Directive »
Which lines in the records below contain the word "this"? Copy each of them.

Records shown »
Start

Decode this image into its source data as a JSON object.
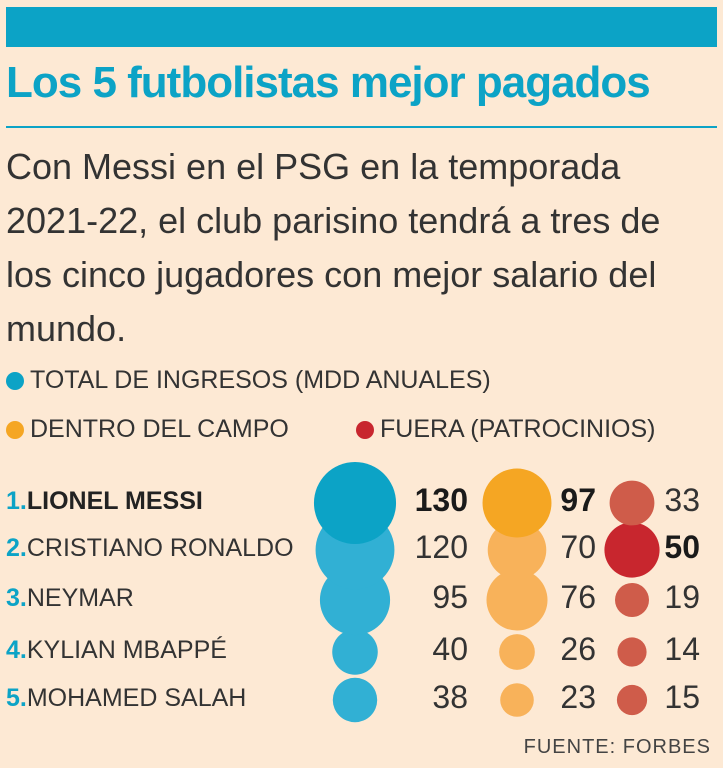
{
  "title": "Los 5 futbolistas mejor pagados",
  "subtitle": "Con Messi en el PSG en la temporada 2021-22, el club parisino tendrá a tres de los cinco jugadores con mejor salario del mundo.",
  "source": "FUENTE: FORBES",
  "colors": {
    "total": "#0ca3c6",
    "on_field": "#f5a623",
    "off_field": "#c8262e"
  },
  "chart_data": {
    "type": "bubble_table",
    "title": "Los 5 futbolistas mejor pagados",
    "legend": [
      {
        "key": "total",
        "label": "TOTAL DE INGRESOS (MDD ANUALES)"
      },
      {
        "key": "on_field",
        "label": "DENTRO DEL CAMPO"
      },
      {
        "key": "off_field",
        "label": "FUERA (PATROCINIOS)"
      }
    ],
    "players": [
      {
        "rank": "1.",
        "name": "LIONEL MESSI",
        "total": 130,
        "on_field": 97,
        "off_field": 33
      },
      {
        "rank": "2.",
        "name": "CRISTIANO RONALDO",
        "total": 120,
        "on_field": 70,
        "off_field": 50
      },
      {
        "rank": "3.",
        "name": "NEYMAR",
        "total": 95,
        "on_field": 76,
        "off_field": 19
      },
      {
        "rank": "4.",
        "name": "KYLIAN MBAPPÉ",
        "total": 40,
        "on_field": 26,
        "off_field": 14
      },
      {
        "rank": "5.",
        "name": "MOHAMED SALAH",
        "total": 38,
        "on_field": 23,
        "off_field": 15
      }
    ]
  }
}
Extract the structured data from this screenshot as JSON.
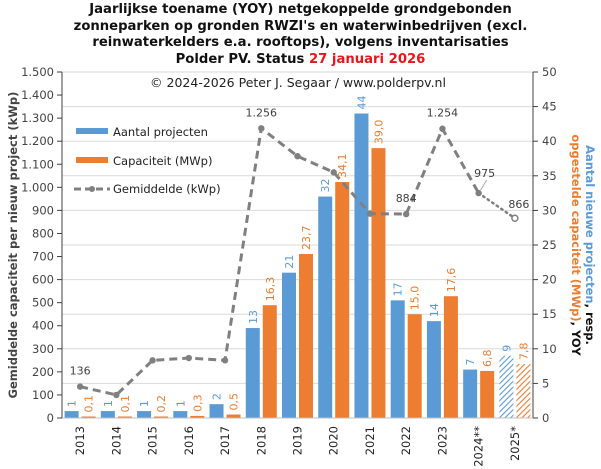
{
  "title": {
    "line1": "Jaarlijkse toename (YOY) netgekoppelde grondgebonden",
    "line2": "zonneparken op gronden RWZI's  en waterwinbedrijven (excl.",
    "line3": "reinwaterkelders e.a. rooftops), volgens inventarisaties",
    "line4_prefix": "Polder PV. Status ",
    "line4_date": "27 januari 2026"
  },
  "chart_data": {
    "type": "bar",
    "title": "Jaarlijkse toename (YOY) netgekoppelde grondgebonden zonneparken op gronden RWZI's en waterwinbedrijven (excl. reinwaterkelders e.a. rooftops), volgens inventarisaties Polder PV. Status 27 januari 2026",
    "copyright": "© 2024-2026  Peter J. Segaar / www.polderpv.nl",
    "categories": [
      "2013",
      "2014",
      "2015",
      "2016",
      "2017",
      "2018",
      "2019",
      "2020",
      "2021",
      "2022",
      "2023",
      "2024**",
      "2025*"
    ],
    "hatched_categories": [
      "2025*"
    ],
    "series": [
      {
        "name": "Aantal projecten",
        "type": "bar",
        "axis": "right",
        "color": "#5b9bd5",
        "values": [
          1,
          1,
          1,
          1,
          2,
          13,
          21,
          32,
          44,
          17,
          14,
          7,
          9
        ],
        "labels": [
          "1",
          "1",
          "1",
          "1",
          "2",
          "13",
          "21",
          "32",
          "44",
          "17",
          "14",
          "7",
          "9"
        ]
      },
      {
        "name": "Capaciteit (MWp)",
        "type": "bar",
        "axis": "right",
        "color": "#ed7d31",
        "values": [
          0.1,
          0.1,
          0.2,
          0.3,
          0.5,
          16.3,
          23.7,
          34.1,
          39.0,
          15.0,
          17.6,
          6.8,
          7.8
        ],
        "labels": [
          "0,1",
          "0,1",
          "0,2",
          "0,3",
          "0,5",
          "16,3",
          "23,7",
          "34,1",
          "39,0",
          "15,0",
          "17,6",
          "6,8",
          "7,8"
        ]
      },
      {
        "name": "Gemiddelde (kWp)",
        "type": "line",
        "axis": "left",
        "color": "#808080",
        "values": [
          136,
          100,
          250,
          260,
          250,
          1256,
          1135,
          1065,
          886,
          884,
          1254,
          975,
          866
        ],
        "labels": {
          "0": "136",
          "5": "1.256",
          "9": "884",
          "10": "1.254",
          "11": "975",
          "12": "866"
        }
      }
    ],
    "left_axis": {
      "label": "Gemiddelde capaciteit per nieuw project (kWp)",
      "range": [
        0,
        1500
      ],
      "ticks": [
        "0",
        "100",
        "200",
        "300",
        "400",
        "500",
        "600",
        "700",
        "800",
        "900",
        "1.000",
        "1.100",
        "1.200",
        "1.300",
        "1.400",
        "1.500"
      ]
    },
    "right_axis": {
      "label_part1": "Aantal nieuwe projecten",
      "label_part2": ", resp.",
      "label_part3": "opgestelde capaciteit (MWp)",
      "label_part4": ", YOY",
      "range": [
        0,
        50
      ],
      "ticks": [
        "0",
        "5",
        "10",
        "15",
        "20",
        "25",
        "30",
        "35",
        "40",
        "45",
        "50"
      ]
    },
    "legend": {
      "placement": "top-left",
      "items": [
        "Aantal projecten",
        "Capaciteit (MWp)",
        "Gemiddelde (kWp)"
      ]
    },
    "grid": true
  }
}
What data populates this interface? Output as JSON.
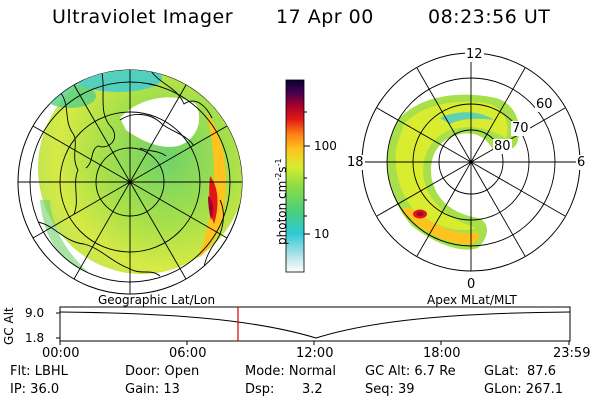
{
  "header": {
    "title": "Ultraviolet Imager",
    "date": "17 Apr 00",
    "time": "08:23:56 UT"
  },
  "colorbar": {
    "label": "photon cm",
    "label_sup": "-2",
    "label_s": "s",
    "label_sup2": "-1",
    "ticks": [
      "100",
      "10"
    ]
  },
  "polar_plot": {
    "labels": {
      "top": "12",
      "left": "18",
      "right": "6",
      "bottom": "0"
    },
    "lat_labels": [
      "60",
      "70",
      "80"
    ]
  },
  "timeline": {
    "left_title": "Geographic Lat/Lon",
    "right_title": "Apex MLat/MLT",
    "y_label": "GC Alt",
    "y_ticks": [
      "9.0",
      "1.8"
    ],
    "x_ticks": [
      "00:00",
      "06:00",
      "12:00",
      "18:00",
      "23:59"
    ],
    "marker_color": "#dd0000"
  },
  "info": {
    "flt": "Flt: LBHL",
    "ip": "IP: 36.0",
    "door": "Door: Open",
    "gain": "Gain: 13",
    "mode": "Mode: Normal",
    "dsp_label": "Dsp:",
    "dsp_value": "3.2",
    "gcalt": "GC Alt: 6.7 Re",
    "seq": "Seq: 39",
    "glat": "GLat:  87.6",
    "glon": "GLon: 267.1"
  }
}
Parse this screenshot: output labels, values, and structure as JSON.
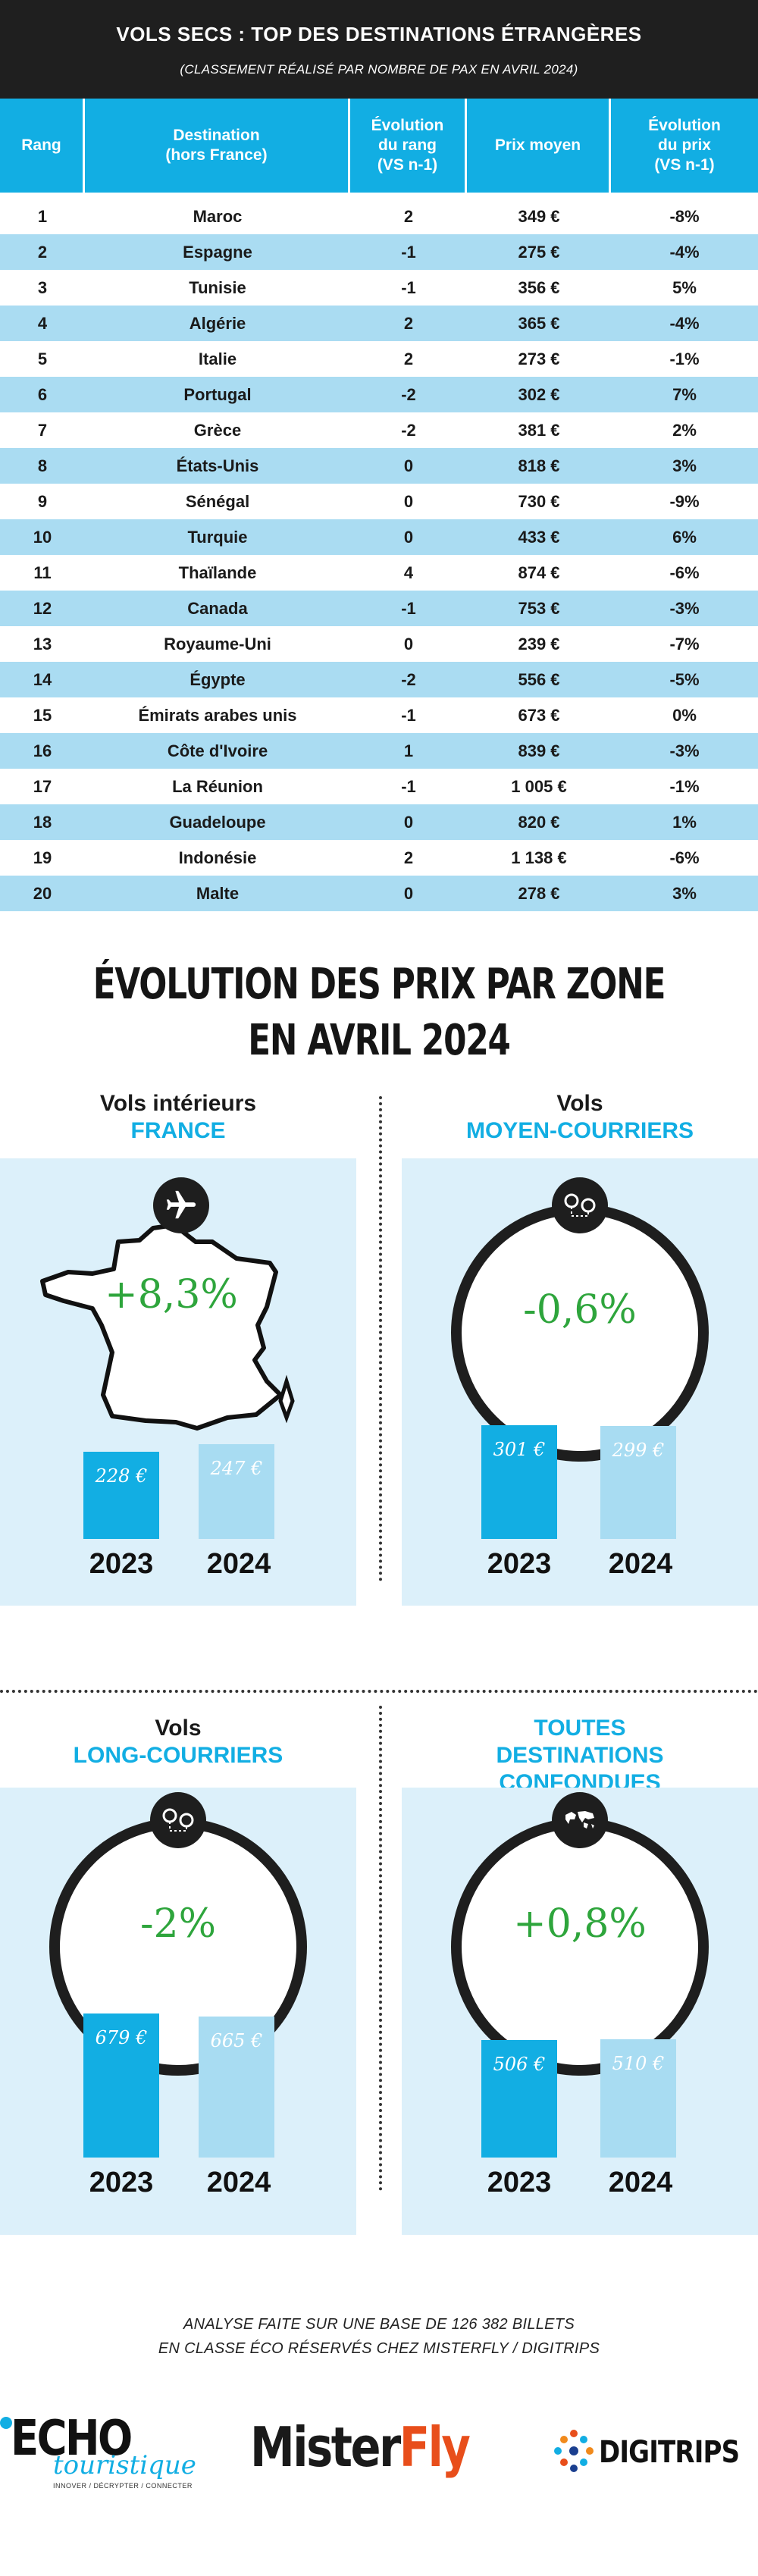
{
  "header": {
    "title": "VOLS SECS : TOP DES DESTINATIONS ÉTRANGÈRES",
    "subtitle": "(CLASSEMENT RÉALISÉ PAR NOMBRE DE PAX EN AVRIL 2024)"
  },
  "table": {
    "headers": [
      "Rang",
      "Destination\n(hors France)",
      "Évolution\ndu rang\n(VS n-1)",
      "Prix moyen",
      "Évolution\ndu prix\n(VS n-1)"
    ],
    "rows": [
      [
        "1",
        "Maroc",
        "2",
        "349 €",
        "-8%"
      ],
      [
        "2",
        "Espagne",
        "-1",
        "275 €",
        "-4%"
      ],
      [
        "3",
        "Tunisie",
        "-1",
        "356 €",
        "5%"
      ],
      [
        "4",
        "Algérie",
        "2",
        "365 €",
        "-4%"
      ],
      [
        "5",
        "Italie",
        "2",
        "273 €",
        "-1%"
      ],
      [
        "6",
        "Portugal",
        "-2",
        "302 €",
        "7%"
      ],
      [
        "7",
        "Grèce",
        "-2",
        "381 €",
        "2%"
      ],
      [
        "8",
        "États-Unis",
        "0",
        "818 €",
        "3%"
      ],
      [
        "9",
        "Sénégal",
        "0",
        "730 €",
        "-9%"
      ],
      [
        "10",
        "Turquie",
        "0",
        "433 €",
        "6%"
      ],
      [
        "11",
        "Thaïlande",
        "4",
        "874 €",
        "-6%"
      ],
      [
        "12",
        "Canada",
        "-1",
        "753 €",
        "-3%"
      ],
      [
        "13",
        "Royaume-Uni",
        "0",
        "239 €",
        "-7%"
      ],
      [
        "14",
        "Égypte",
        "-2",
        "556 €",
        "-5%"
      ],
      [
        "15",
        "Émirats arabes unis",
        "-1",
        "673 €",
        "0%"
      ],
      [
        "16",
        "Côte d'Ivoire",
        "1",
        "839 €",
        "-3%"
      ],
      [
        "17",
        "La Réunion",
        "-1",
        "1 005 €",
        "-1%"
      ],
      [
        "18",
        "Guadeloupe",
        "0",
        "820 €",
        "1%"
      ],
      [
        "19",
        "Indonésie",
        "2",
        "1 138 €",
        "-6%"
      ],
      [
        "20",
        "Malte",
        "0",
        "278 €",
        "3%"
      ]
    ]
  },
  "evolution": {
    "title_line1": "ÉVOLUTION DES PRIX PAR ZONE",
    "title_line2": "EN AVRIL 2024"
  },
  "chart_data": [
    {
      "type": "bar",
      "label_top": "Vols intérieurs",
      "label_accent": "FRANCE",
      "icon": "airplane-icon",
      "change": "+8,3%",
      "categories": [
        "2023",
        "2024"
      ],
      "values": [
        228,
        247
      ],
      "value_labels": [
        "228 €",
        "247 €"
      ]
    },
    {
      "type": "bar",
      "label_top": "Vols",
      "label_accent": "MOYEN-COURRIERS",
      "icon": "route-pins-icon",
      "change": "-0,6%",
      "categories": [
        "2023",
        "2024"
      ],
      "values": [
        301,
        299
      ],
      "value_labels": [
        "301 €",
        "299 €"
      ]
    },
    {
      "type": "bar",
      "label_top": "Vols",
      "label_accent": "LONG-COURRIERS",
      "icon": "route-pins-icon",
      "change": "-2%",
      "categories": [
        "2023",
        "2024"
      ],
      "values": [
        679,
        665
      ],
      "value_labels": [
        "679 €",
        "665 €"
      ]
    },
    {
      "type": "bar",
      "label_top": "",
      "label_accent": "TOUTES DESTINATIONS CONFONDUES",
      "icon": "world-map-icon",
      "change": "+0,8%",
      "categories": [
        "2023",
        "2024"
      ],
      "values": [
        506,
        510
      ],
      "value_labels": [
        "506 €",
        "510 €"
      ]
    }
  ],
  "colors": {
    "accent": "#12aee3",
    "bar_2023": "#12aee3",
    "bar_2024": "#a8dcf2",
    "panel": "#dcf0fa",
    "positive": "#2ea53c",
    "header_bg": "#1f1f1f"
  },
  "footer": {
    "note_line1": "ANALYSE FAITE SUR UNE BASE DE 126 382 BILLETS",
    "note_line2": "EN CLASSE ÉCO RÉSERVÉS CHEZ MISTERFLY / DIGITRIPS",
    "logos": {
      "echo_main": "ECHO",
      "echo_script": "touristique",
      "echo_tagline": "INNOVER / DÉCRYPTER / CONNECTER",
      "misterfly": "MisterFly",
      "digitrips": "DIGITRIPS"
    }
  }
}
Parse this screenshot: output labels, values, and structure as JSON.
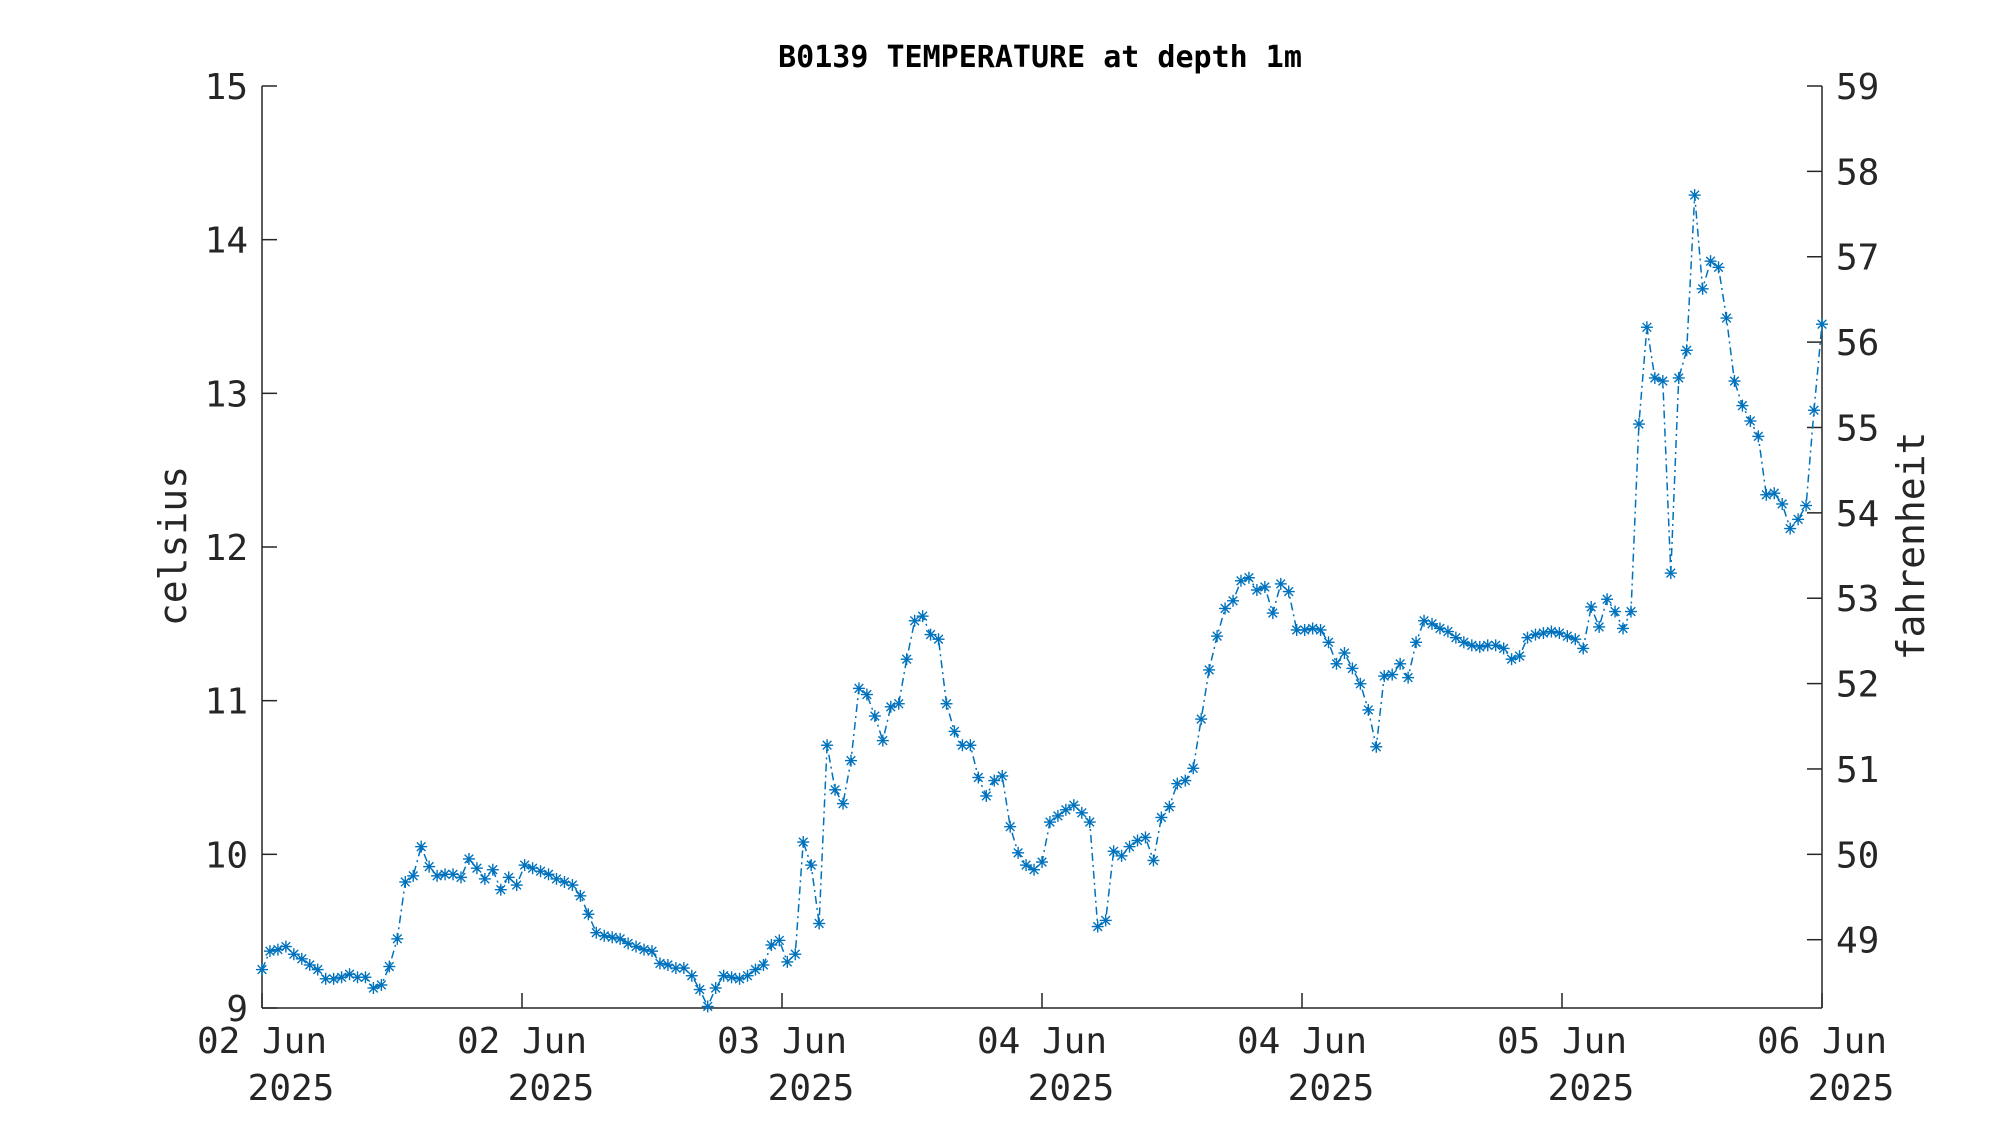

End

Finished answer »
Decode this image into its source data as a JSON object.
Extract the structured data from this screenshot as JSON.
What data populates this interface? Output as JSON.
Parse this screenshot: output labels, values, and structure as JSON.
Parse this screenshot: output labels, values, and structure as JSON.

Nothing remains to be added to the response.